==== Data supplied

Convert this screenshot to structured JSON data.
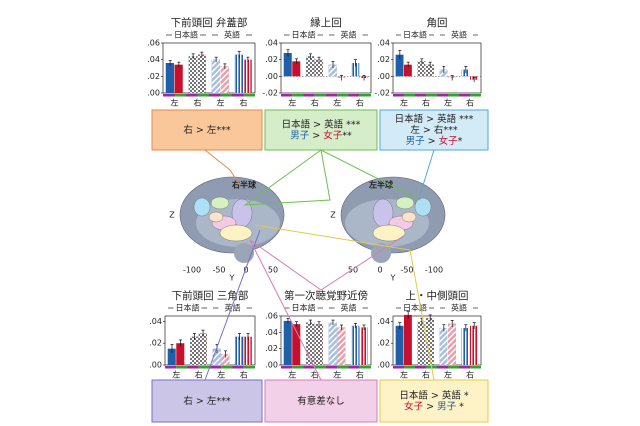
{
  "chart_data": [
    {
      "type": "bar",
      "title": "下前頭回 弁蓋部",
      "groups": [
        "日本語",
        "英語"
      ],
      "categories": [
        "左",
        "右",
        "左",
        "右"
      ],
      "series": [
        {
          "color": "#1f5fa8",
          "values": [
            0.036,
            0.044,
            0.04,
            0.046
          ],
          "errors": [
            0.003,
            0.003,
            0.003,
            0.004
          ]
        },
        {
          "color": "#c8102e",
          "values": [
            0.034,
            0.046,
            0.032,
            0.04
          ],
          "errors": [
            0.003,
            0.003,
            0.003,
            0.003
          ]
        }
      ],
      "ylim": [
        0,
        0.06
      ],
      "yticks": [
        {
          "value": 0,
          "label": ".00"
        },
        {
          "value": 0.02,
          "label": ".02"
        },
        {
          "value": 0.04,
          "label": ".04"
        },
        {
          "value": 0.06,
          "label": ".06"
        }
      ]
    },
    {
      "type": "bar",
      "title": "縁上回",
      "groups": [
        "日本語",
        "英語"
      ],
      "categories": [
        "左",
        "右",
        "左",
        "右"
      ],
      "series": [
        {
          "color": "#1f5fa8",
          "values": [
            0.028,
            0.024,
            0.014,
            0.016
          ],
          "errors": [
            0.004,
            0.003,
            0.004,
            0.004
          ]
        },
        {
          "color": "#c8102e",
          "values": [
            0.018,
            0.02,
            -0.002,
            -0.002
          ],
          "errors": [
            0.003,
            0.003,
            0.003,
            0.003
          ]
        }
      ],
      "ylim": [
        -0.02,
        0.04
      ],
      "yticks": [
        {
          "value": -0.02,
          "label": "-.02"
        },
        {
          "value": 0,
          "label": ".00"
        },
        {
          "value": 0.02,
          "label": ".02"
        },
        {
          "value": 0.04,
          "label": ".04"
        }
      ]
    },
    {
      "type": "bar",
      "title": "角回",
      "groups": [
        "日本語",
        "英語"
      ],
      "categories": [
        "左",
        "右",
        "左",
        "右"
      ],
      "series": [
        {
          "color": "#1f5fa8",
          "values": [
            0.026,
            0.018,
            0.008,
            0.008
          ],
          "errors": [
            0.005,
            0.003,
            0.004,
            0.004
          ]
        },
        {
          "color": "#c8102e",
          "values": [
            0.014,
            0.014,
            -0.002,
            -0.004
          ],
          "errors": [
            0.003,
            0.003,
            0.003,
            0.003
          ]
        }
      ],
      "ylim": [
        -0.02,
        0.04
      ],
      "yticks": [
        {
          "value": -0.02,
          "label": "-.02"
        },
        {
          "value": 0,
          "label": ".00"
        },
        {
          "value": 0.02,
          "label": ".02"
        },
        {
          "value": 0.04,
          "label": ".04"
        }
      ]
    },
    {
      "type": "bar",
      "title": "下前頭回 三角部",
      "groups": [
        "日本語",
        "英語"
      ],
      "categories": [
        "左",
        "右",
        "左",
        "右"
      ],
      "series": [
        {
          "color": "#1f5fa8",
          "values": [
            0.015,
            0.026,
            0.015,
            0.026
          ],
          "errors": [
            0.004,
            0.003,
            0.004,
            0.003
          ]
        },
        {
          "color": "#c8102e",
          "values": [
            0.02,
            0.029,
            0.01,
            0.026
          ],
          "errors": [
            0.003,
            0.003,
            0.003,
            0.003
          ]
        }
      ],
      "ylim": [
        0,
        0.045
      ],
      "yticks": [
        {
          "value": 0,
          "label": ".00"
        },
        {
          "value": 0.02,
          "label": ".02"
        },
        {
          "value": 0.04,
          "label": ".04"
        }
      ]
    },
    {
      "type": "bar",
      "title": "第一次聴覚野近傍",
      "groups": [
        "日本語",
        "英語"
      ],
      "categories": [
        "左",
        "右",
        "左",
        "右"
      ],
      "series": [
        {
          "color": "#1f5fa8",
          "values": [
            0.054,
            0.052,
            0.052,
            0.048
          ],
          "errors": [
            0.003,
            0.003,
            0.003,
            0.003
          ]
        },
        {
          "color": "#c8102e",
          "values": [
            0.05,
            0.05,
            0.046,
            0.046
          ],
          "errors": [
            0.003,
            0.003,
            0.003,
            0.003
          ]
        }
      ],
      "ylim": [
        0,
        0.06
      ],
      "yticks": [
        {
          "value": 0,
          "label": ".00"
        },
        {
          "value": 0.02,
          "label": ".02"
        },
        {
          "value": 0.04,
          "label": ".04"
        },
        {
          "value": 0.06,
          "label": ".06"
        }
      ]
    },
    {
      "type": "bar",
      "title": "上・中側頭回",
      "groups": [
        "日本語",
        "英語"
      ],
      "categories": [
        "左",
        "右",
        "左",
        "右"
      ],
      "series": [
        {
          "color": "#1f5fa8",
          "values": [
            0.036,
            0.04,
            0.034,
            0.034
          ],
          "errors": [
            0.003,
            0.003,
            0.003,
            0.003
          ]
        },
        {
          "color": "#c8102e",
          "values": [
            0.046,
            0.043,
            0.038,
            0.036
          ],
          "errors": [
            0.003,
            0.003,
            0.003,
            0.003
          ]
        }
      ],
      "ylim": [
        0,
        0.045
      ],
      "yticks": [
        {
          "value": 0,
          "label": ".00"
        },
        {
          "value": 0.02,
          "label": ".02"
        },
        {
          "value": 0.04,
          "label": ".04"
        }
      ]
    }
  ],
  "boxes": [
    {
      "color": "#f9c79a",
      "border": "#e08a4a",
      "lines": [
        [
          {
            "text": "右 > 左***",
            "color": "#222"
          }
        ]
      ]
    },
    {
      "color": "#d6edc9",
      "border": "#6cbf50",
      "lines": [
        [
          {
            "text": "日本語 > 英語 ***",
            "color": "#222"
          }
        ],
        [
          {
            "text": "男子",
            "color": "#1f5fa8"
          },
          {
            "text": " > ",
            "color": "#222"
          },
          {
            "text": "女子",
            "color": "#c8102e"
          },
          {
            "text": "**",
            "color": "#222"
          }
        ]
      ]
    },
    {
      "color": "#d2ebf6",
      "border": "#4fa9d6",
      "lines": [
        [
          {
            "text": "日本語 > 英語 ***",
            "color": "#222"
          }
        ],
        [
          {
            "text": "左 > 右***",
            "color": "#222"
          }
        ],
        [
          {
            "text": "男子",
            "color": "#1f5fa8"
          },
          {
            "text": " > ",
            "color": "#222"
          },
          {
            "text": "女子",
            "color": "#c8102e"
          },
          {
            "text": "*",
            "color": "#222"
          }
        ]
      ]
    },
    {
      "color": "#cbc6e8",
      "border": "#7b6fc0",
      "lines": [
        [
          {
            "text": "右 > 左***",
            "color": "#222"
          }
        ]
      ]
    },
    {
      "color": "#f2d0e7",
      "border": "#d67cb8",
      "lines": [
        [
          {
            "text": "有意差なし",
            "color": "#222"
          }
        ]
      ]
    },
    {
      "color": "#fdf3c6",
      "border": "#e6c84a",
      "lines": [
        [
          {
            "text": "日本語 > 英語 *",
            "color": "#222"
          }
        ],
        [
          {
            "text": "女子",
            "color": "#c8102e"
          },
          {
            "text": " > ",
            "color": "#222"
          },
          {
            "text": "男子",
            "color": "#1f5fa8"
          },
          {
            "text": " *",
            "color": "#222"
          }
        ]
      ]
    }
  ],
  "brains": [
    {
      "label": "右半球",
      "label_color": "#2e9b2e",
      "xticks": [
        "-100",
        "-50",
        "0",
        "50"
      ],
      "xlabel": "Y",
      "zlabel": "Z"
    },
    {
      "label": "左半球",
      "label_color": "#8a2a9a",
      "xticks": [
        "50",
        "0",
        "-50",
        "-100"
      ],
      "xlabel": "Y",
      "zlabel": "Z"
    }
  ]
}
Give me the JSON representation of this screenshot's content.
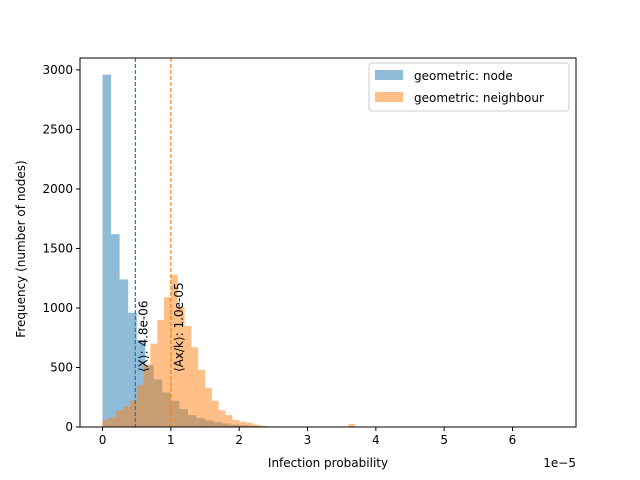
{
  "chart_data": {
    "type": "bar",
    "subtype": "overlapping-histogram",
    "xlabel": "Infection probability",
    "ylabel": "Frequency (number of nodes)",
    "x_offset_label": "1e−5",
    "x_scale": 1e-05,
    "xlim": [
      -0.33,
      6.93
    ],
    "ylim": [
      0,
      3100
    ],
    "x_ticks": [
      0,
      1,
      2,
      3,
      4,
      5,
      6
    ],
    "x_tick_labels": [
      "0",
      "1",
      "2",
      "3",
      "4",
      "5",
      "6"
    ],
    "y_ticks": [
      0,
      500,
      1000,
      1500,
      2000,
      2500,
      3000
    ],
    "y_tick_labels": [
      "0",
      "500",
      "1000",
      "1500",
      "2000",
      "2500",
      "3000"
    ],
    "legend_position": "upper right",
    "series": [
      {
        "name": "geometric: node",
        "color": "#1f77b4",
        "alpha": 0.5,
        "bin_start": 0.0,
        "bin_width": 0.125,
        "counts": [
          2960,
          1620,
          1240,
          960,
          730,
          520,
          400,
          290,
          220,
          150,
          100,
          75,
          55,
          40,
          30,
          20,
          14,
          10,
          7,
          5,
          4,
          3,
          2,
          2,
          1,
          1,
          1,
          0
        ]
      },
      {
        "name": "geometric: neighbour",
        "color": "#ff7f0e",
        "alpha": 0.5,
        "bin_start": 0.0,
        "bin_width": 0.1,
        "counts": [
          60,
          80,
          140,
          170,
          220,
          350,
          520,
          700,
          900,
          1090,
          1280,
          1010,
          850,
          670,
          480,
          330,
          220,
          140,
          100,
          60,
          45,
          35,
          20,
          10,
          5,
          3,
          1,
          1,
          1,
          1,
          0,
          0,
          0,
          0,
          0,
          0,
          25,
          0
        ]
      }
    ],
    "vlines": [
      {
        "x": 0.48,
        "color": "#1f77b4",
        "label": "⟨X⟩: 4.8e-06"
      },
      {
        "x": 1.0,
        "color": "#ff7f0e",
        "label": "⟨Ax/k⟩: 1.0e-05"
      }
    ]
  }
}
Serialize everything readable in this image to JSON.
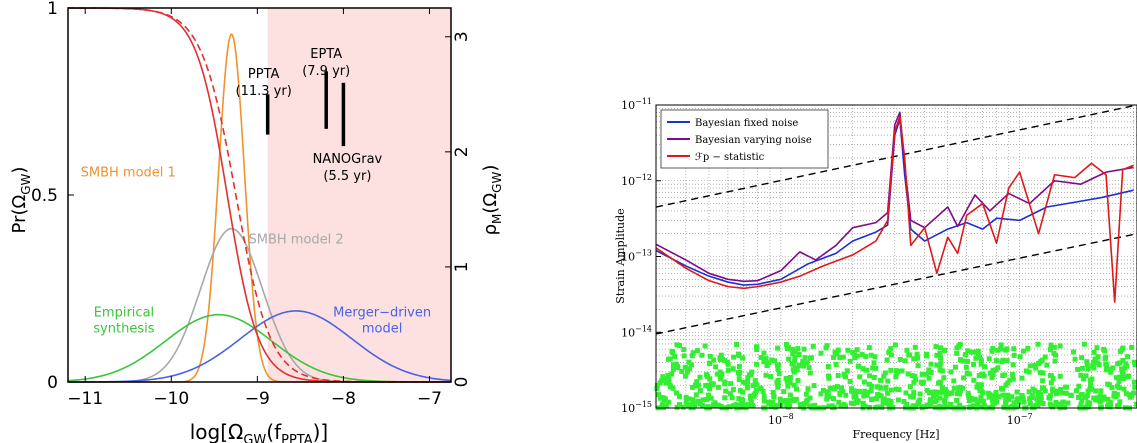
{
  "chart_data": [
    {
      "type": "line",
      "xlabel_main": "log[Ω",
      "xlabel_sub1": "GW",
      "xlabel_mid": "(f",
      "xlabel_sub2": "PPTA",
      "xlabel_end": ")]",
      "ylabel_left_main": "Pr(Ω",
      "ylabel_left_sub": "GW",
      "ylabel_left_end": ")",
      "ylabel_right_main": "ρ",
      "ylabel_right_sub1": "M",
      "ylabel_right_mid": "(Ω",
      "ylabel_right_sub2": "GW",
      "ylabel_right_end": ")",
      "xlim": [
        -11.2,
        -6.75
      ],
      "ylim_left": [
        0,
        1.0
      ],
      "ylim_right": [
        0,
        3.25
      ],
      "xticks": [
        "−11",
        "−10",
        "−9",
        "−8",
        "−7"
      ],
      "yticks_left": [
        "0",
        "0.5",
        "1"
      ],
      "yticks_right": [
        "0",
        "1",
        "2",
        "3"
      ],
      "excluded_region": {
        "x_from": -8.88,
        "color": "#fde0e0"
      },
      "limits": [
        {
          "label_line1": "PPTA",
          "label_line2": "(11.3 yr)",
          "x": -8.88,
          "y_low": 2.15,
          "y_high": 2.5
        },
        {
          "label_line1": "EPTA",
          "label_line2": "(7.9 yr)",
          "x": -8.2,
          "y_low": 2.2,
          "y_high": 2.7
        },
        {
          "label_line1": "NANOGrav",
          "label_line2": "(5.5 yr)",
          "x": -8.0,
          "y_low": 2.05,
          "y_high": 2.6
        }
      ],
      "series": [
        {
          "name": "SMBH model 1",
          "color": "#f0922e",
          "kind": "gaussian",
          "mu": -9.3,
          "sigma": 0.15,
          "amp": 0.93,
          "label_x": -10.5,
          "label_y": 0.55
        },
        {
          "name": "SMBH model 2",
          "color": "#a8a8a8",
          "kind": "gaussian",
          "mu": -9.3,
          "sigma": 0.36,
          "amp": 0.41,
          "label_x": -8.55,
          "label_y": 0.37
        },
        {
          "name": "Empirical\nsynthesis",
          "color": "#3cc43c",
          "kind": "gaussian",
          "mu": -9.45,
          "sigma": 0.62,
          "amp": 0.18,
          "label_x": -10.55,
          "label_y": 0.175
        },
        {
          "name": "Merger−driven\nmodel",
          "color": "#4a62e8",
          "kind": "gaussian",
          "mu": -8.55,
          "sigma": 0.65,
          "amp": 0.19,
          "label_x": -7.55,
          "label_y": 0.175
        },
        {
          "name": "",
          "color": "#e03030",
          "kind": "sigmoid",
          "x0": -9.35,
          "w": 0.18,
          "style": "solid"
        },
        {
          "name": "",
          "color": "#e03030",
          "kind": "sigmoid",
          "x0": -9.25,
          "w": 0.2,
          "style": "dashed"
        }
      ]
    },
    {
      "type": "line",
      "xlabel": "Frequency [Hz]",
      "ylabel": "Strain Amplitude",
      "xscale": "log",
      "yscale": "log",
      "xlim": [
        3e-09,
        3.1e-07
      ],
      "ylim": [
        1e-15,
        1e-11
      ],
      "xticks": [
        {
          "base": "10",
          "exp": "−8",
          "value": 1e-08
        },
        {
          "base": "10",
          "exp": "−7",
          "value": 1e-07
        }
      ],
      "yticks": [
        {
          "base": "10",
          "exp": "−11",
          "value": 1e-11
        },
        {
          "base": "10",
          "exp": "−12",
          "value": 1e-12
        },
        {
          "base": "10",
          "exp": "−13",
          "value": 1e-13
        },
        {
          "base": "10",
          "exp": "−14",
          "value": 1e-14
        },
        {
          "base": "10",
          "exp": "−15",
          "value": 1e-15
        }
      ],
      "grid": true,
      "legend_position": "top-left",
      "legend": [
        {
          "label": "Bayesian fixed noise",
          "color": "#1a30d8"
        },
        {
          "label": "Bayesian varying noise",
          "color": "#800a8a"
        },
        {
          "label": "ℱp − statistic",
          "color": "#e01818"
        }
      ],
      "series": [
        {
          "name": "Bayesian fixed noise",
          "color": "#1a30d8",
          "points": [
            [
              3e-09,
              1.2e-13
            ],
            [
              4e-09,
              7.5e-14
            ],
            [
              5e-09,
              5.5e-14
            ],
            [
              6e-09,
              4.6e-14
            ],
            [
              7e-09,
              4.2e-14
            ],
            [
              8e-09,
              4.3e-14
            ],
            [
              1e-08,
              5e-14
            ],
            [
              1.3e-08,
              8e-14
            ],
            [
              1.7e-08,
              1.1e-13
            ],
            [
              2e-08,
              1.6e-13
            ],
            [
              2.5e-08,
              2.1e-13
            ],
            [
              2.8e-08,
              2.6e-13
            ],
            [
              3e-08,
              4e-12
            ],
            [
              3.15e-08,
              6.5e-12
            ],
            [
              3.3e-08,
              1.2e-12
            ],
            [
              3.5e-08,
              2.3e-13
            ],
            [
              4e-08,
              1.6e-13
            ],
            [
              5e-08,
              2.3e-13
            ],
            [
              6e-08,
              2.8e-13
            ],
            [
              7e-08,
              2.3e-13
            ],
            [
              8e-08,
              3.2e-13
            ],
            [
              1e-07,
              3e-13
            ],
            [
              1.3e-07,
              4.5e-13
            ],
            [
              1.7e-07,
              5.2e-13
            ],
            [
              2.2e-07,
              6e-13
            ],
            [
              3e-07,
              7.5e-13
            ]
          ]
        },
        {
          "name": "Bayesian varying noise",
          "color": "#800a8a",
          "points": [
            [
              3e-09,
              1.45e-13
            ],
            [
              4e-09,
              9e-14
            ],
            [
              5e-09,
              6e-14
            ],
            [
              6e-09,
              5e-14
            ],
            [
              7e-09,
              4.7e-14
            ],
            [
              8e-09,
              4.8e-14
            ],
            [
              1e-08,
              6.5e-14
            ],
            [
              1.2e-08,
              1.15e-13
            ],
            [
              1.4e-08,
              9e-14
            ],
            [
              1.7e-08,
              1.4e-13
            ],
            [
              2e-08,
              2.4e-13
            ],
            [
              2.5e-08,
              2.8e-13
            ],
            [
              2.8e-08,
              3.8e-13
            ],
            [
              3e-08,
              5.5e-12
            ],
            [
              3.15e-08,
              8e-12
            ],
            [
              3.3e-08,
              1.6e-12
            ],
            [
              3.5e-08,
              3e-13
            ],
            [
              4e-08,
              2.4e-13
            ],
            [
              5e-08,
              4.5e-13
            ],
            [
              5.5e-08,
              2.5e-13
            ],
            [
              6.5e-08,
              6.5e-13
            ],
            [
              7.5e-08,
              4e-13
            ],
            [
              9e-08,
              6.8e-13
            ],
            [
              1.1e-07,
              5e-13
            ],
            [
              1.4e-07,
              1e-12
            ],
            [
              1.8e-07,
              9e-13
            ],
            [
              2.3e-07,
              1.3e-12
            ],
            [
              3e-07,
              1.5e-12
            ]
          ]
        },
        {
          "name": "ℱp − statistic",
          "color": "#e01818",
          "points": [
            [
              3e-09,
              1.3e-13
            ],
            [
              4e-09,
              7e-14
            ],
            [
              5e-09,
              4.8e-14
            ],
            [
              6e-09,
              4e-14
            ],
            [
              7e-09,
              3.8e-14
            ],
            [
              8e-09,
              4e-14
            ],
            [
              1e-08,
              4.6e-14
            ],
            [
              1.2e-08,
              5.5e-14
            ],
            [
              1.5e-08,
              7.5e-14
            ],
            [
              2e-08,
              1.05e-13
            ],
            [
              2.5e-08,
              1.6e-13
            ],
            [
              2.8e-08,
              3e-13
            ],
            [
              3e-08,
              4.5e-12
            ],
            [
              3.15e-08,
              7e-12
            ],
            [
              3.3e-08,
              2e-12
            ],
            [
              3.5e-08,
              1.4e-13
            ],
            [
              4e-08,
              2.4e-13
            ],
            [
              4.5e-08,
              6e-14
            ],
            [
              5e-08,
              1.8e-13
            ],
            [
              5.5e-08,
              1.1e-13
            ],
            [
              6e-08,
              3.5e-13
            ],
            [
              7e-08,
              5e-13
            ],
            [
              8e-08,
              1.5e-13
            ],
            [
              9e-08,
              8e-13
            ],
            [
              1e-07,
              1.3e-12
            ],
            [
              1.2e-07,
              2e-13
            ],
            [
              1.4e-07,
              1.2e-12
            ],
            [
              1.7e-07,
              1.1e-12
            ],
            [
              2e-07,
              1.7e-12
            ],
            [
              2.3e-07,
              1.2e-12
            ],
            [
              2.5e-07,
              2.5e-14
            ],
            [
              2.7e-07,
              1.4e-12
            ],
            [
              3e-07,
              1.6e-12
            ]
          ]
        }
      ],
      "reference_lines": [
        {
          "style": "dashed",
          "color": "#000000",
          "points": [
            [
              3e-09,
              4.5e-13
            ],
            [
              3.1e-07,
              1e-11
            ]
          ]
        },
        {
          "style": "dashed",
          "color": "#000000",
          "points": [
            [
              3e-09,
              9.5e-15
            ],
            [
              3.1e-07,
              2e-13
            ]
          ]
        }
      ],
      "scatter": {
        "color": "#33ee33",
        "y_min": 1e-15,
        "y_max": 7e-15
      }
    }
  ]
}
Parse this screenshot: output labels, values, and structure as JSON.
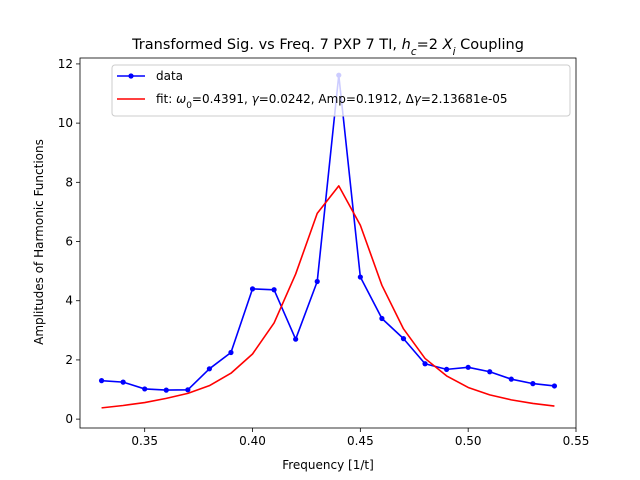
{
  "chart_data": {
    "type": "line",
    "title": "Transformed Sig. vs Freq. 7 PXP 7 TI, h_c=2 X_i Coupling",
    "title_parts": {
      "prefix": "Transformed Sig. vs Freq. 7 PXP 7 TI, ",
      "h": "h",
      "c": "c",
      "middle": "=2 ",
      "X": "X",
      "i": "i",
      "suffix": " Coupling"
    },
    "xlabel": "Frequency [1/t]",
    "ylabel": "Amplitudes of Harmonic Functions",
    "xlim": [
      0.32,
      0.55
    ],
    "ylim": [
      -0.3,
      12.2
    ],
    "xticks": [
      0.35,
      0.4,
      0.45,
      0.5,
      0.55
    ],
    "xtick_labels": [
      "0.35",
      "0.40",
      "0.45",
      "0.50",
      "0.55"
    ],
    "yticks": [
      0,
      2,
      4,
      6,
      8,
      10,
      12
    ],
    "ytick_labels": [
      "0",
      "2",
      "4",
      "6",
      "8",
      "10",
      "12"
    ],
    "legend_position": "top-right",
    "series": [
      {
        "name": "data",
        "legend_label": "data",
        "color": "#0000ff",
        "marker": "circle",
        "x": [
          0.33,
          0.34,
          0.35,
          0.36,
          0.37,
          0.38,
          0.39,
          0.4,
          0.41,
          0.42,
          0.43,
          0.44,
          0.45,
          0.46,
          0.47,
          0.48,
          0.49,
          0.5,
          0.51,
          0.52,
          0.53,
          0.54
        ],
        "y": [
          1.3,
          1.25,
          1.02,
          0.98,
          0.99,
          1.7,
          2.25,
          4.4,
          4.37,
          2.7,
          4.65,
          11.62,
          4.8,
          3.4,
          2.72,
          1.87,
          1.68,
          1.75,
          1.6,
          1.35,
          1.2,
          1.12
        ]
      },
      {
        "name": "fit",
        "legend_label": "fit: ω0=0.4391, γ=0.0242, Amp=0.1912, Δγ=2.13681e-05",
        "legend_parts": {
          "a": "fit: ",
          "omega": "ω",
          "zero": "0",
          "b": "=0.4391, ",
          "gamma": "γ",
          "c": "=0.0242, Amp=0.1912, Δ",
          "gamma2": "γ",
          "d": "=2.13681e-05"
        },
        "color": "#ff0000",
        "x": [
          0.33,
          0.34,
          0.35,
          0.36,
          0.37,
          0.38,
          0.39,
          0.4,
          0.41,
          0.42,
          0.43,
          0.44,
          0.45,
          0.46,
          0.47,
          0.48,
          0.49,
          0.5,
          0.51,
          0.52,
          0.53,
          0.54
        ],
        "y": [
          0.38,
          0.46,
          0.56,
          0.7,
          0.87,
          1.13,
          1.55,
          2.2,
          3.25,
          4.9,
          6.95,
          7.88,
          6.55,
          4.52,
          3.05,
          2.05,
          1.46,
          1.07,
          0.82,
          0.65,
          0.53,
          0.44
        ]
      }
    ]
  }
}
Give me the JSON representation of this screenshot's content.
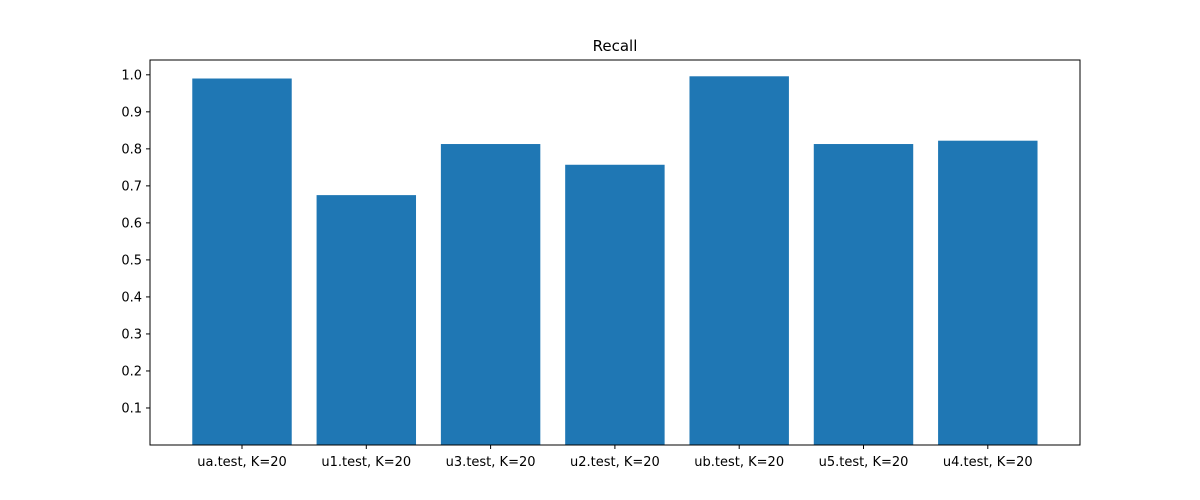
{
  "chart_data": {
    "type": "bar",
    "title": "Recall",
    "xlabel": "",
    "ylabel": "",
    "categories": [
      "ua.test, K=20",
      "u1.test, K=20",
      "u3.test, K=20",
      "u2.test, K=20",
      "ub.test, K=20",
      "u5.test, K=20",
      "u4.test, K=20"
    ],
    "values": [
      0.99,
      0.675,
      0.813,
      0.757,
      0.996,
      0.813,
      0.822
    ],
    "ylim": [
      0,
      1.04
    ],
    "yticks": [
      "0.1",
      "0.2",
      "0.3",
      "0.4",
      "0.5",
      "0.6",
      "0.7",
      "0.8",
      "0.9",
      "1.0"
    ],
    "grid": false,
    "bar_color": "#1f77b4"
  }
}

========

*What you need to do*: Show the lines of the records that include the string "geometric".

*Response to this task*:
        "name": "geometric: node",
        "name": "geometric: neighbour",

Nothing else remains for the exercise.